[Labeled region entries]
— start —
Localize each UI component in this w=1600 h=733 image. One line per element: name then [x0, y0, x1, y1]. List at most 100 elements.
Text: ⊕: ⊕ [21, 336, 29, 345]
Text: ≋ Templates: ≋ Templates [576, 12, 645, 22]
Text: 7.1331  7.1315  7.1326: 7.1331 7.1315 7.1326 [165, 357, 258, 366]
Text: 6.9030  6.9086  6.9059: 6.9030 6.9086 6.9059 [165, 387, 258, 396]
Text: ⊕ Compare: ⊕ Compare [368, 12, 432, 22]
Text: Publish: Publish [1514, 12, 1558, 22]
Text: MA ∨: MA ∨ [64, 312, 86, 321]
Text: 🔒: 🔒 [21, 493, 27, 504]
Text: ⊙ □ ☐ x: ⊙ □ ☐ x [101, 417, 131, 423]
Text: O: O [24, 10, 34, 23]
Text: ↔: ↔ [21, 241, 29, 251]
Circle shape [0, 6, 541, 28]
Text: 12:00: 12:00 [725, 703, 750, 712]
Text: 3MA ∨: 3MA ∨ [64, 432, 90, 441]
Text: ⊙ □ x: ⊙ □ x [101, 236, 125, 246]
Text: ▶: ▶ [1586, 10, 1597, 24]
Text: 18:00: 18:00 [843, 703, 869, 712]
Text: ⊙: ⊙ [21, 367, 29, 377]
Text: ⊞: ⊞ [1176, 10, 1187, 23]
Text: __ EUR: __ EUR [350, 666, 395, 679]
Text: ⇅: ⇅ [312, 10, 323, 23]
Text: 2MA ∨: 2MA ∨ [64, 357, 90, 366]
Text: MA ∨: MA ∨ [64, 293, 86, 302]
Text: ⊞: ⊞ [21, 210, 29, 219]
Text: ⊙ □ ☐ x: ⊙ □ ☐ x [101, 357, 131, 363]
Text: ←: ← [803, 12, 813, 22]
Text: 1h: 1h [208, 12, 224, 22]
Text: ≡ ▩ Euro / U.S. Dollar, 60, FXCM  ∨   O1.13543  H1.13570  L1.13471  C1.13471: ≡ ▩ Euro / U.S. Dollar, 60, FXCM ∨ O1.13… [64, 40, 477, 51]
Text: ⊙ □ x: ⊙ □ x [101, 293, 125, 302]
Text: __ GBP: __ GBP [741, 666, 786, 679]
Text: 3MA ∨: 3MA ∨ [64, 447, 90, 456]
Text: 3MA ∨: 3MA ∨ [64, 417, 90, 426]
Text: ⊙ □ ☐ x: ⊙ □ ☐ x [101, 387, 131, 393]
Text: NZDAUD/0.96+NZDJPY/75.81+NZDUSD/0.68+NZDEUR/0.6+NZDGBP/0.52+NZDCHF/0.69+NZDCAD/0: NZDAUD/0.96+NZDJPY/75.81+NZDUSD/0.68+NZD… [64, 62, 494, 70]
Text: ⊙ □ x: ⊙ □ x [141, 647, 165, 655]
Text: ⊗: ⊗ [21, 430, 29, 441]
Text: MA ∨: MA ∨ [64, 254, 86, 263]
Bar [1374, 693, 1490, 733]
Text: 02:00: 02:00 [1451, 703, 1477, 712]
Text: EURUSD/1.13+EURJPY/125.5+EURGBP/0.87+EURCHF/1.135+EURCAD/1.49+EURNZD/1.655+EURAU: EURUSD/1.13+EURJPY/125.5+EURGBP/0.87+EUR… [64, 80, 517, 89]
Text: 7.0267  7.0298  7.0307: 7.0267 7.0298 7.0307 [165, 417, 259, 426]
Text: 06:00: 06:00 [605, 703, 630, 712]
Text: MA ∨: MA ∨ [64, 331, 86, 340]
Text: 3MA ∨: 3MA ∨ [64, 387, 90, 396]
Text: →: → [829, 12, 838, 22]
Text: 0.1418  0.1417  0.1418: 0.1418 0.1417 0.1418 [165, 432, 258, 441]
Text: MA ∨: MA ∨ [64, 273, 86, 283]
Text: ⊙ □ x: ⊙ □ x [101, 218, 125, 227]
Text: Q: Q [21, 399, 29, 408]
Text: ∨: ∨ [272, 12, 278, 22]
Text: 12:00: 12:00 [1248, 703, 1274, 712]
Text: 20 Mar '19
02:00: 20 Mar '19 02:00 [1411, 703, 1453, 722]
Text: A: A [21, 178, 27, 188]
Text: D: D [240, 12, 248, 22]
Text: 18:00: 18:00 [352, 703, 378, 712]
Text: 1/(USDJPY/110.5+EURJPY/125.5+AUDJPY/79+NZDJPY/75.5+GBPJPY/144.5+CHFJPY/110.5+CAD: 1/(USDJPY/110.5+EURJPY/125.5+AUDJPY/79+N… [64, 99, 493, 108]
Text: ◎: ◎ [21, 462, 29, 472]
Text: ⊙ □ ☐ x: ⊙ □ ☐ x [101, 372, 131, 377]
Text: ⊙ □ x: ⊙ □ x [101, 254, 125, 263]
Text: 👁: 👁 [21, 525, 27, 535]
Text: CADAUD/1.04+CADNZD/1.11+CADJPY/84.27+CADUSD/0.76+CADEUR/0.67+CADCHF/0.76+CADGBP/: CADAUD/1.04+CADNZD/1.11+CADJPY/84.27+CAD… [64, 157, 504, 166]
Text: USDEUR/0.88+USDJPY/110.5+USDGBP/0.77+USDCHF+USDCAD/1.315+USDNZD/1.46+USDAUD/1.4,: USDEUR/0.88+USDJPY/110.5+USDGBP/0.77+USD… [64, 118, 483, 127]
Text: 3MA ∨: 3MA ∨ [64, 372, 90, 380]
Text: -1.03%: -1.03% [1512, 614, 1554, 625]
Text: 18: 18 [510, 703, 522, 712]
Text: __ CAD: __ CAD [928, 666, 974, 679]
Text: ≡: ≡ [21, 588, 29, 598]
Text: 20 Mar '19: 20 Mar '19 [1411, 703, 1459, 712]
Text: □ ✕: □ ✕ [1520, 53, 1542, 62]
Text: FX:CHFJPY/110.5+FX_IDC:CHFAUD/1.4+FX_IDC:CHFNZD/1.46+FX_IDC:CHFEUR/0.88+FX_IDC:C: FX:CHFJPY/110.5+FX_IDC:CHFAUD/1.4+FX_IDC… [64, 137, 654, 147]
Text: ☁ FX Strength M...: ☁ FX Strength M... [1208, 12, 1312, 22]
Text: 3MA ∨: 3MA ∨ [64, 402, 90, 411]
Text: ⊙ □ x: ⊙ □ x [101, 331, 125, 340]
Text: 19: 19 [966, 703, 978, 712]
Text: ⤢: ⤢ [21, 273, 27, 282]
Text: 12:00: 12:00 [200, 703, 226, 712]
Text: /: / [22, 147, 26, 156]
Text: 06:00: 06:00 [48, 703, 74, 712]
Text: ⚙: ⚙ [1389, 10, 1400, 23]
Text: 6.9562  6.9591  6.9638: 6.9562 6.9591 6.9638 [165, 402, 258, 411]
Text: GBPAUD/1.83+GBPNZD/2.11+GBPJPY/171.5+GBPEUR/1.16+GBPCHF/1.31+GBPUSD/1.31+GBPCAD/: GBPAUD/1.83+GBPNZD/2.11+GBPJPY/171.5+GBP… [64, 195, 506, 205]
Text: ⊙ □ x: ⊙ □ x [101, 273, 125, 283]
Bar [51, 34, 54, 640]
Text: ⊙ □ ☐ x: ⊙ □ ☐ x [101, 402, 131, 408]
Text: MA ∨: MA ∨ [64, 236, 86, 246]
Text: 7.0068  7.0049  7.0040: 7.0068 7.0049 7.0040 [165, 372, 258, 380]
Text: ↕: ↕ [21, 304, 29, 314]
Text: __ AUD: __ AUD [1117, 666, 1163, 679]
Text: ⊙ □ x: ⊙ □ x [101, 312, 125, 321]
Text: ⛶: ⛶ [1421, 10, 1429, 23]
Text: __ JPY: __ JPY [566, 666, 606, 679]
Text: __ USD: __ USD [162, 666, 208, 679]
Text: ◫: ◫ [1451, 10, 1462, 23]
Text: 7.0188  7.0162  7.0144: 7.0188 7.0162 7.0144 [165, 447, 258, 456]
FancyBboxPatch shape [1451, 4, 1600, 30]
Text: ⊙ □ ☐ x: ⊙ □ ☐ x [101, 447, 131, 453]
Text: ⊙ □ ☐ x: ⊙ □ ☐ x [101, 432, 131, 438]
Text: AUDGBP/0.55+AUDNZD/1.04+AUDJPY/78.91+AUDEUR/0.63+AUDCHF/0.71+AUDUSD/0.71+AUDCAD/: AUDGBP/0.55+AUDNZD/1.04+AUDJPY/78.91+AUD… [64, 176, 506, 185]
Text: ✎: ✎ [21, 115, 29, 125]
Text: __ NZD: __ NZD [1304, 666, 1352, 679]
— end —
### What to produce
Return the lines verbatim from the start of the entries through the line that contains "357, 258, 366]".

### Answer to the exercise
Localize each UI component in this w=1600 h=733 image. One line per element: name then [x0, y0, x1, y1]. List at most 100 elements.
Text: ⊕: ⊕ [21, 336, 29, 345]
Text: ≋ Templates: ≋ Templates [576, 12, 645, 22]
Text: 7.1331  7.1315  7.1326: 7.1331 7.1315 7.1326 [165, 357, 258, 366]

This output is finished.